■ **SUPPLIED MATERIAL**

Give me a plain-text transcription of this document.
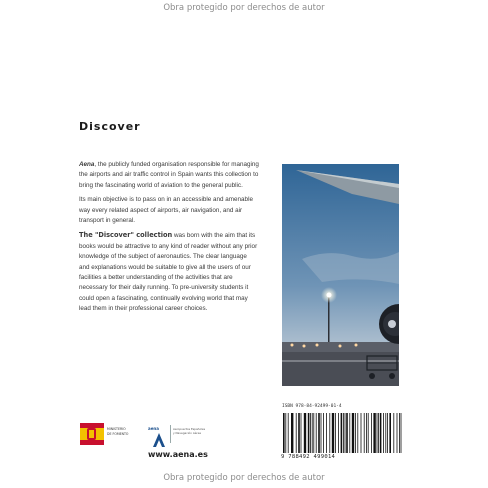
Obra protegido por derechos de autor
Discover

Aena, the publicly funded organisation responsible for managing the airports and air traffic control in Spain wants this collection to bring the fascinating world of aviation to the general public.

Its main objective is to pass on in an accessible and amenable way every related aspect of airports, air navigation, and air transport in general.

The "Discover" collection was born with the aim that its books would be attractive to any kind of reader without any prior knowledge of the subject of aeronautics. The clear language and explanations would be suitable to give all the users of our facilities a better understanding of the activities that are necessary for their daily running. To pre-university students it could open a fascinating, continually evolving world that may lead them in their professional career choices.

ISBN 978-84-92499-01-4
9 788492 499014
MINISTERIO
DE FOMENTO
aena	Aeropuertos Españoles
y Navegación Aérea
www.aena.es
Obra protegido por derechos de autor
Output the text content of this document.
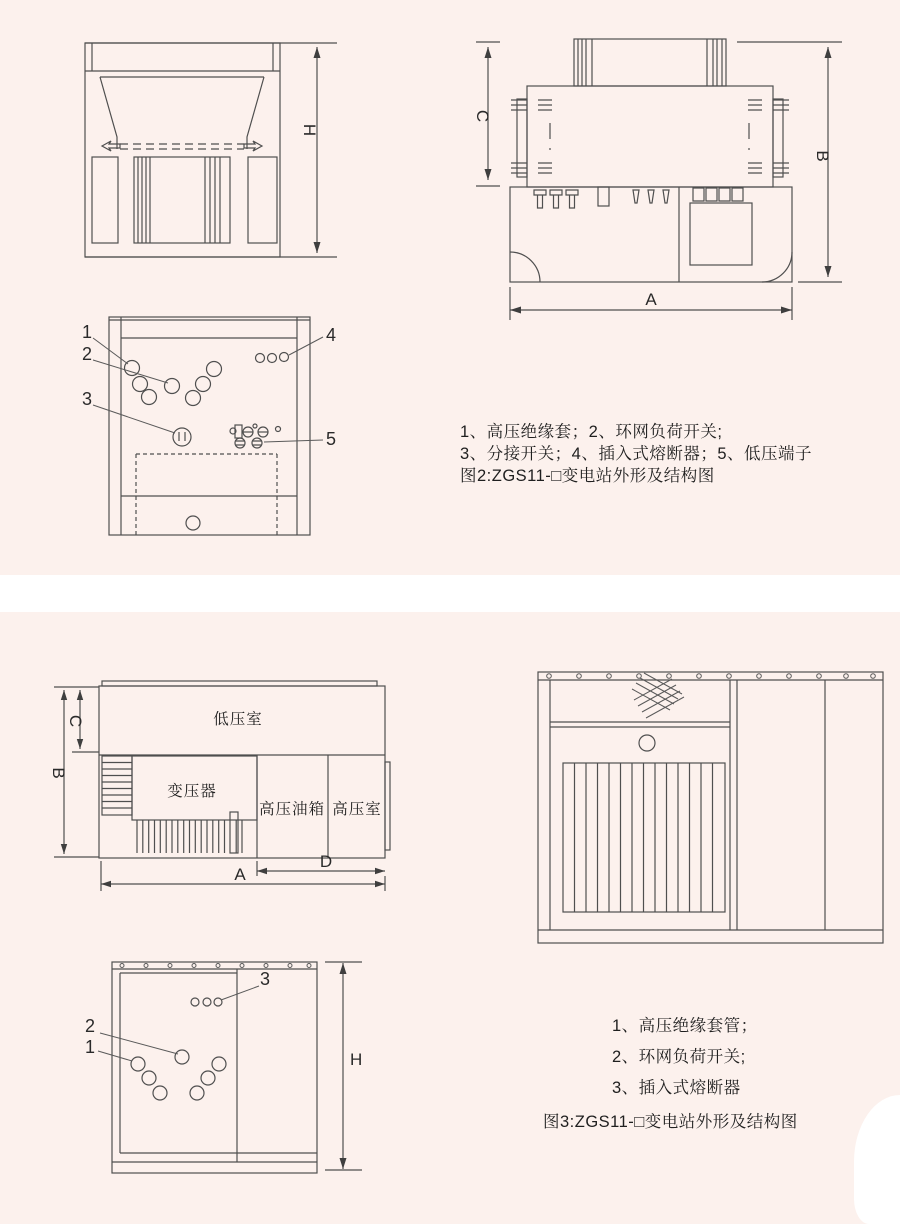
H
C
B
A
1
2
3
4
5	1、高压绝缘套；2、环网负荷开关;
3、分接开关；4、插入式熔断器；5、低压端子
图2:ZGS11-□变电站外形及结构图
低压室
变压器
高压油箱 高压室
C
B
D
A
3
2
1
H
1、高压绝缘套管；
2、环网负荷开关;
3、插入式熔断器
图3:ZGS11-□变电站外形及结构图
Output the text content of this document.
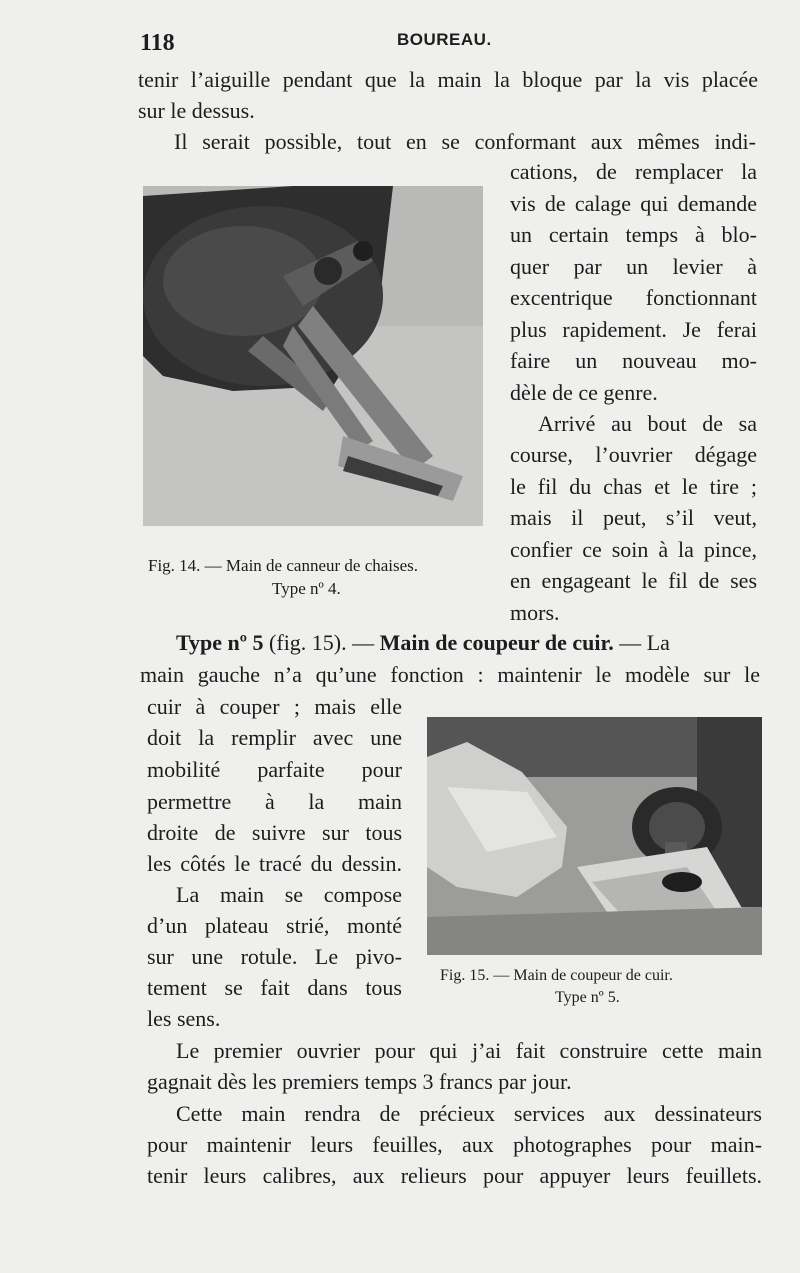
118	BOUREAU.
tenir l’aiguille pendant que la main la bloque par la vis placée
sur le dessus.
Il serait possible, tout en se conformant aux mêmes indi-
Fig. 14. — Main de canneur de chaises.
Type nº 4.
cations, de remplacer la
vis de calage qui demande
un certain temps à blo-
quer par un levier à
excentrique fonctionnant
plus rapidement. Je ferai
faire un nouveau mo-
dèle de ce genre.
Arrivé au bout de sa
course, l’ouvrier dégage
le fil du chas et le tire ;
mais il peut, s’il veut,
confier ce soin à la pince,
en engageant le fil de ses
mors.
Type nº 5 (fig. 15). — Main de coupeur de cuir. — La
main gauche n’a qu’une fonction : maintenir le modèle sur le
cuir à couper ; mais elle
doit la remplir avec une
mobilité parfaite pour
permettre à la main
droite de suivre sur tous
les côtés le tracé du dessin.
La main se compose
d’un plateau strié, monté
sur une rotule. Le pivo-
tement se fait dans tous
les sens.
Fig. 15. — Main de coupeur de cuir.
Type nº 5.
Le premier ouvrier pour qui j’ai fait construire cette main
gagnait dès les premiers temps 3 francs par jour.
Cette main rendra de précieux services aux dessinateurs
pour maintenir leurs feuilles, aux photographes pour main-
tenir leurs calibres, aux relieurs pour appuyer leurs feuillets.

■ **AIM**
Pull every line containing the word "airports" out of the material and copy it.

■ **RESULT OF THIS TASK**
Aena, the publicly funded organisation responsible for managing the airports and air traffic control in Spain wants this collection to bring the fascinating world of aviation to the general public.
Its main objective is to pass on in an accessible and amenable way every related aspect of airports, air navigation, and air transport in general.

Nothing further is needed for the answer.